((

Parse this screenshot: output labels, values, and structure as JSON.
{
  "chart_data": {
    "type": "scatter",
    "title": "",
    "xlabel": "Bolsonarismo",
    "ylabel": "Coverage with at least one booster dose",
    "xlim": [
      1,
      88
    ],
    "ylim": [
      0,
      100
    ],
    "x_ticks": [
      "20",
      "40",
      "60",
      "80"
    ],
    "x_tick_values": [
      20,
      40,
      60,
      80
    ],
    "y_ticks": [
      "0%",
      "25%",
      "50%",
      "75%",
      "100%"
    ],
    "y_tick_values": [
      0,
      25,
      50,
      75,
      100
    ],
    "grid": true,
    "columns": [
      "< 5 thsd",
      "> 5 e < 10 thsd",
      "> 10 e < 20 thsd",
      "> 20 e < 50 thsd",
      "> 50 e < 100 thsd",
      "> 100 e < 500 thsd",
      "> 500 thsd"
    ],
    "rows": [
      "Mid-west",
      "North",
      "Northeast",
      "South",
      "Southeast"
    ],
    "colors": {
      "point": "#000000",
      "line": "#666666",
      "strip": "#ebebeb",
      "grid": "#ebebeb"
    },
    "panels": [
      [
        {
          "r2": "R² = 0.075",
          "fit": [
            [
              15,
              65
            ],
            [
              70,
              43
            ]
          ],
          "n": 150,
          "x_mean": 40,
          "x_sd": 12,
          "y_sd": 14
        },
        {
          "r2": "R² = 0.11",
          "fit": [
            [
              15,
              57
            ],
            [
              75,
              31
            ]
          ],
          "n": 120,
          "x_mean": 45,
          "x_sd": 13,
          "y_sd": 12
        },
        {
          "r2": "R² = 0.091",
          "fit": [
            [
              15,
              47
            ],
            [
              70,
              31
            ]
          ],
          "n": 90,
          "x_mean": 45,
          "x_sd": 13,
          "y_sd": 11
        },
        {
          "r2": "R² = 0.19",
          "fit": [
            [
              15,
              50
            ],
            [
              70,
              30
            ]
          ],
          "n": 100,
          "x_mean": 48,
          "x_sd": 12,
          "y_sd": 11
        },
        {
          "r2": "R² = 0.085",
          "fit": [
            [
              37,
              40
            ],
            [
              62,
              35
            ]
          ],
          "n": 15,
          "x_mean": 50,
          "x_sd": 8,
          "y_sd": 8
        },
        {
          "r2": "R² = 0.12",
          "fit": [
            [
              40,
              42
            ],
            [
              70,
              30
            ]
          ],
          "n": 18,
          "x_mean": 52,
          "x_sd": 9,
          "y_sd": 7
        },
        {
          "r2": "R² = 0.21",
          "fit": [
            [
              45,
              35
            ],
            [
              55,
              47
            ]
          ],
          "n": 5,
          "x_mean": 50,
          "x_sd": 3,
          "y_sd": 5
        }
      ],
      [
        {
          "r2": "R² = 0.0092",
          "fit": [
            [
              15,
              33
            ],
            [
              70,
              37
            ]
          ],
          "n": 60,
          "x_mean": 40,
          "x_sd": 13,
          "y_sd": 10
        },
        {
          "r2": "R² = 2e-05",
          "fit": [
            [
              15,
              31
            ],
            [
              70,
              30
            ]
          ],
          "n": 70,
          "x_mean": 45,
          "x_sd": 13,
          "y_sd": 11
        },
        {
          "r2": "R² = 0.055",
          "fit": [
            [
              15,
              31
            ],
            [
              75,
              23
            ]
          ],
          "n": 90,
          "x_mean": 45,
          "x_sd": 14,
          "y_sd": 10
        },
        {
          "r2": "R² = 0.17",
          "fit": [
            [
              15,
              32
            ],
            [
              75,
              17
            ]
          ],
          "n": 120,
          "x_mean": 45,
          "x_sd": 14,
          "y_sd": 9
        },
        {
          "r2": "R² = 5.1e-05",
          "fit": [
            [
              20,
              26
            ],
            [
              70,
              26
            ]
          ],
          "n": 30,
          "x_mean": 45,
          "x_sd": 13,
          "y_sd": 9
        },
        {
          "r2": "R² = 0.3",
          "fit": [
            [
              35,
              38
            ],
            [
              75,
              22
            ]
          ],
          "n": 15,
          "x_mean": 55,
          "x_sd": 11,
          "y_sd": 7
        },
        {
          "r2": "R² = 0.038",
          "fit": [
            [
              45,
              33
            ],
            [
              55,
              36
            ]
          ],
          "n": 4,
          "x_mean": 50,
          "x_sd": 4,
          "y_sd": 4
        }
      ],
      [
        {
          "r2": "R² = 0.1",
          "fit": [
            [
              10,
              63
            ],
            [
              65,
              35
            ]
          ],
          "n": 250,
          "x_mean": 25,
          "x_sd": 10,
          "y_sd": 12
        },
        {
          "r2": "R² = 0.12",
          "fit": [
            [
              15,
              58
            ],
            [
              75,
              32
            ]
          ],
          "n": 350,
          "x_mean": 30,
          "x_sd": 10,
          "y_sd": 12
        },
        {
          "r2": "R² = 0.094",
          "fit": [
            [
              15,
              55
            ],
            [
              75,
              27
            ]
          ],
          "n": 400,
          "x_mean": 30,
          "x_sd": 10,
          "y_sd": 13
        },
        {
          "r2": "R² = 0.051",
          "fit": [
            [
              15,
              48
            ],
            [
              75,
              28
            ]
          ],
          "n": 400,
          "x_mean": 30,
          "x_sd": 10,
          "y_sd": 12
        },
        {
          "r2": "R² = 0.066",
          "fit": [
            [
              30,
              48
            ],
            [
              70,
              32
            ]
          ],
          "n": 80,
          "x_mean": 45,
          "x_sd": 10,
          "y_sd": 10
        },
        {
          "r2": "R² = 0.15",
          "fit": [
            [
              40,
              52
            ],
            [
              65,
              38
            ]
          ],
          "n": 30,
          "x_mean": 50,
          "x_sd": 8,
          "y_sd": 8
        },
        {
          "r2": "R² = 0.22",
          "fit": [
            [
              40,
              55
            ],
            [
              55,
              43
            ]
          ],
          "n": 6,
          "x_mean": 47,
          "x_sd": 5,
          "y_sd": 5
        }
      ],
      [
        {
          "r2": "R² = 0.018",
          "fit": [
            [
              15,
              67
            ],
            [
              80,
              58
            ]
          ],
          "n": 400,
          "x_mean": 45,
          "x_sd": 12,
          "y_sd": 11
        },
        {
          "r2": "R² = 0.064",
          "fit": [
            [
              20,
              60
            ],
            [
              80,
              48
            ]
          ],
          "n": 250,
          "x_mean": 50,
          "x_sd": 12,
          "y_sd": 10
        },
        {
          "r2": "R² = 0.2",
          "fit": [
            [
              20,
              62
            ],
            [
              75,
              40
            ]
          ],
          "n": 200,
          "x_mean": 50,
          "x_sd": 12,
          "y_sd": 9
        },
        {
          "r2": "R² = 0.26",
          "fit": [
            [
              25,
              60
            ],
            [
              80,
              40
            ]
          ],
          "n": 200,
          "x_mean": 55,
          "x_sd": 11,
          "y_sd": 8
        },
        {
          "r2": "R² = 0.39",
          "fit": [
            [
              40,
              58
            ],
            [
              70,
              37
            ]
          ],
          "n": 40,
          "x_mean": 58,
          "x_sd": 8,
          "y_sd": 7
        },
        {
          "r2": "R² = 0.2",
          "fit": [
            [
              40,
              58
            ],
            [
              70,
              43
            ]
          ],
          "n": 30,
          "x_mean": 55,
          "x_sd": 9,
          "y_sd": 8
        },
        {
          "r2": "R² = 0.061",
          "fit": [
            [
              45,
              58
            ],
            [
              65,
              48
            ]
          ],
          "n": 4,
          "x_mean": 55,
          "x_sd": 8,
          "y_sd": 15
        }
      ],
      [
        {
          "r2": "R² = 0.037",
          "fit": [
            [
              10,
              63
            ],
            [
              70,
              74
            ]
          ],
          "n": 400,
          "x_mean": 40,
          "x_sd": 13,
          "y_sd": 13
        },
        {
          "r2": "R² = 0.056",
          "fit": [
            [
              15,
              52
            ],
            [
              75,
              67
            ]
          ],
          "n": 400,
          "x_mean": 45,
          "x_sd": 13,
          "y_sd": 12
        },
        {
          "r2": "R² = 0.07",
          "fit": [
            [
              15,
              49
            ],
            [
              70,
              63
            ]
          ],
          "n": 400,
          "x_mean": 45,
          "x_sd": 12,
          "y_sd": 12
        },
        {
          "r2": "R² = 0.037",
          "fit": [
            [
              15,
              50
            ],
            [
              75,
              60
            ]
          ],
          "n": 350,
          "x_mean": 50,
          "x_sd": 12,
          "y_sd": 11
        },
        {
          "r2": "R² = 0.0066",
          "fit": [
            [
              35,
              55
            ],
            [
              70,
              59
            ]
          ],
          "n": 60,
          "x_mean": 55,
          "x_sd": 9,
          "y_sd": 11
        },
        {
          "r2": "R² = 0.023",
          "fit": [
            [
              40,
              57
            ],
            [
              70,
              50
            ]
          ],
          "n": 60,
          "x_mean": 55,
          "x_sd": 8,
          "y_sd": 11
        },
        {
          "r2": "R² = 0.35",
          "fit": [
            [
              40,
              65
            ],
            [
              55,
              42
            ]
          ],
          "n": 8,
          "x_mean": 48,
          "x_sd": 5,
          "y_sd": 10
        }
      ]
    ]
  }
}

))

_TO BE DONE:_
Copy every single line of the material above that holds "thsd".

_WRITTEN RESPONSE:_
      "< 5 thsd",
      "> 5 e < 10 thsd",
      "> 10 e < 20 thsd",
      "> 20 e < 50 thsd",
      "> 50 e < 100 thsd",
      "> 100 e < 500 thsd",
      "> 500 thsd"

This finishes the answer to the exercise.